--- Start Records provided ---

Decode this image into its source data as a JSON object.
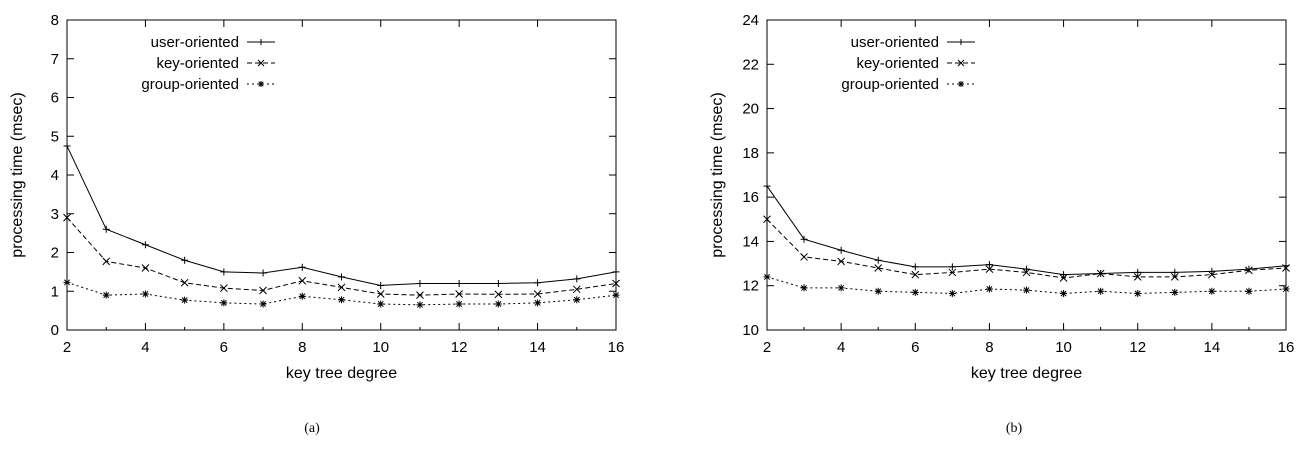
{
  "chart_data": [
    {
      "type": "line",
      "caption": "(a)",
      "xlabel": "key tree degree",
      "ylabel": "processing time (msec)",
      "xlim": [
        2,
        16
      ],
      "ylim": [
        0,
        8
      ],
      "xticks": [
        2,
        4,
        6,
        8,
        10,
        12,
        14,
        16
      ],
      "yticks": [
        0,
        1,
        2,
        3,
        4,
        5,
        6,
        7,
        8
      ],
      "legend_position": "top-left",
      "x": [
        2,
        3,
        4,
        5,
        6,
        7,
        8,
        9,
        10,
        11,
        12,
        13,
        14,
        15,
        16
      ],
      "series": [
        {
          "name": "user-oriented",
          "style": "solid",
          "marker": "+",
          "values": [
            4.75,
            2.6,
            2.2,
            1.8,
            1.5,
            1.47,
            1.62,
            1.37,
            1.15,
            1.2,
            1.2,
            1.2,
            1.22,
            1.32,
            1.5
          ]
        },
        {
          "name": "key-oriented",
          "style": "dashed",
          "marker": "x",
          "values": [
            2.9,
            1.77,
            1.6,
            1.22,
            1.08,
            1.02,
            1.27,
            1.1,
            0.93,
            0.9,
            0.93,
            0.92,
            0.93,
            1.05,
            1.2
          ]
        },
        {
          "name": "group-oriented",
          "style": "dotted",
          "marker": "*",
          "values": [
            1.23,
            0.9,
            0.93,
            0.77,
            0.7,
            0.67,
            0.87,
            0.78,
            0.67,
            0.65,
            0.67,
            0.67,
            0.7,
            0.78,
            0.9
          ]
        }
      ]
    },
    {
      "type": "line",
      "caption": "(b)",
      "xlabel": "key tree degree",
      "ylabel": "processing time (msec)",
      "xlim": [
        2,
        16
      ],
      "ylim": [
        10,
        24
      ],
      "xticks": [
        2,
        4,
        6,
        8,
        10,
        12,
        14,
        16
      ],
      "yticks": [
        10,
        12,
        14,
        16,
        18,
        20,
        22,
        24
      ],
      "legend_position": "top-left",
      "x": [
        2,
        3,
        4,
        5,
        6,
        7,
        8,
        9,
        10,
        11,
        12,
        13,
        14,
        15,
        16
      ],
      "series": [
        {
          "name": "user-oriented",
          "style": "solid",
          "marker": "+",
          "values": [
            16.5,
            14.1,
            13.6,
            13.15,
            12.85,
            12.85,
            12.95,
            12.75,
            12.5,
            12.55,
            12.6,
            12.6,
            12.65,
            12.75,
            12.9
          ]
        },
        {
          "name": "key-oriented",
          "style": "dashed",
          "marker": "x",
          "values": [
            15.0,
            13.3,
            13.1,
            12.8,
            12.5,
            12.6,
            12.75,
            12.6,
            12.35,
            12.55,
            12.4,
            12.4,
            12.5,
            12.7,
            12.8
          ]
        },
        {
          "name": "group-oriented",
          "style": "dotted",
          "marker": "*",
          "values": [
            12.4,
            11.9,
            11.9,
            11.75,
            11.7,
            11.65,
            11.85,
            11.8,
            11.65,
            11.75,
            11.65,
            11.7,
            11.75,
            11.75,
            11.85
          ]
        }
      ]
    }
  ]
}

--- End Records provided ---

Retype the listing exactly. Pictures do not belong in the copy.

Decode this image into its source data as a JSON object.
{
  "chart_data": [
    {
      "type": "line",
      "caption": "(a)",
      "xlabel": "key tree degree",
      "ylabel": "processing time (msec)",
      "xlim": [
        2,
        16
      ],
      "ylim": [
        0,
        8
      ],
      "xticks": [
        2,
        4,
        6,
        8,
        10,
        12,
        14,
        16
      ],
      "yticks": [
        0,
        1,
        2,
        3,
        4,
        5,
        6,
        7,
        8
      ],
      "legend_position": "top-left",
      "x": [
        2,
        3,
        4,
        5,
        6,
        7,
        8,
        9,
        10,
        11,
        12,
        13,
        14,
        15,
        16
      ],
      "series": [
        {
          "name": "user-oriented",
          "style": "solid",
          "marker": "+",
          "values": [
            4.75,
            2.6,
            2.2,
            1.8,
            1.5,
            1.47,
            1.62,
            1.37,
            1.15,
            1.2,
            1.2,
            1.2,
            1.22,
            1.32,
            1.5
          ]
        },
        {
          "name": "key-oriented",
          "style": "dashed",
          "marker": "x",
          "values": [
            2.9,
            1.77,
            1.6,
            1.22,
            1.08,
            1.02,
            1.27,
            1.1,
            0.93,
            0.9,
            0.93,
            0.92,
            0.93,
            1.05,
            1.2
          ]
        },
        {
          "name": "group-oriented",
          "style": "dotted",
          "marker": "*",
          "values": [
            1.23,
            0.9,
            0.93,
            0.77,
            0.7,
            0.67,
            0.87,
            0.78,
            0.67,
            0.65,
            0.67,
            0.67,
            0.7,
            0.78,
            0.9
          ]
        }
      ]
    },
    {
      "type": "line",
      "caption": "(b)",
      "xlabel": "key tree degree",
      "ylabel": "processing time (msec)",
      "xlim": [
        2,
        16
      ],
      "ylim": [
        10,
        24
      ],
      "xticks": [
        2,
        4,
        6,
        8,
        10,
        12,
        14,
        16
      ],
      "yticks": [
        10,
        12,
        14,
        16,
        18,
        20,
        22,
        24
      ],
      "legend_position": "top-left",
      "x": [
        2,
        3,
        4,
        5,
        6,
        7,
        8,
        9,
        10,
        11,
        12,
        13,
        14,
        15,
        16
      ],
      "series": [
        {
          "name": "user-oriented",
          "style": "solid",
          "marker": "+",
          "values": [
            16.5,
            14.1,
            13.6,
            13.15,
            12.85,
            12.85,
            12.95,
            12.75,
            12.5,
            12.55,
            12.6,
            12.6,
            12.65,
            12.75,
            12.9
          ]
        },
        {
          "name": "key-oriented",
          "style": "dashed",
          "marker": "x",
          "values": [
            15.0,
            13.3,
            13.1,
            12.8,
            12.5,
            12.6,
            12.75,
            12.6,
            12.35,
            12.55,
            12.4,
            12.4,
            12.5,
            12.7,
            12.8
          ]
        },
        {
          "name": "group-oriented",
          "style": "dotted",
          "marker": "*",
          "values": [
            12.4,
            11.9,
            11.9,
            11.75,
            11.7,
            11.65,
            11.85,
            11.8,
            11.65,
            11.75,
            11.65,
            11.7,
            11.75,
            11.75,
            11.85
          ]
        }
      ]
    }
  ]
}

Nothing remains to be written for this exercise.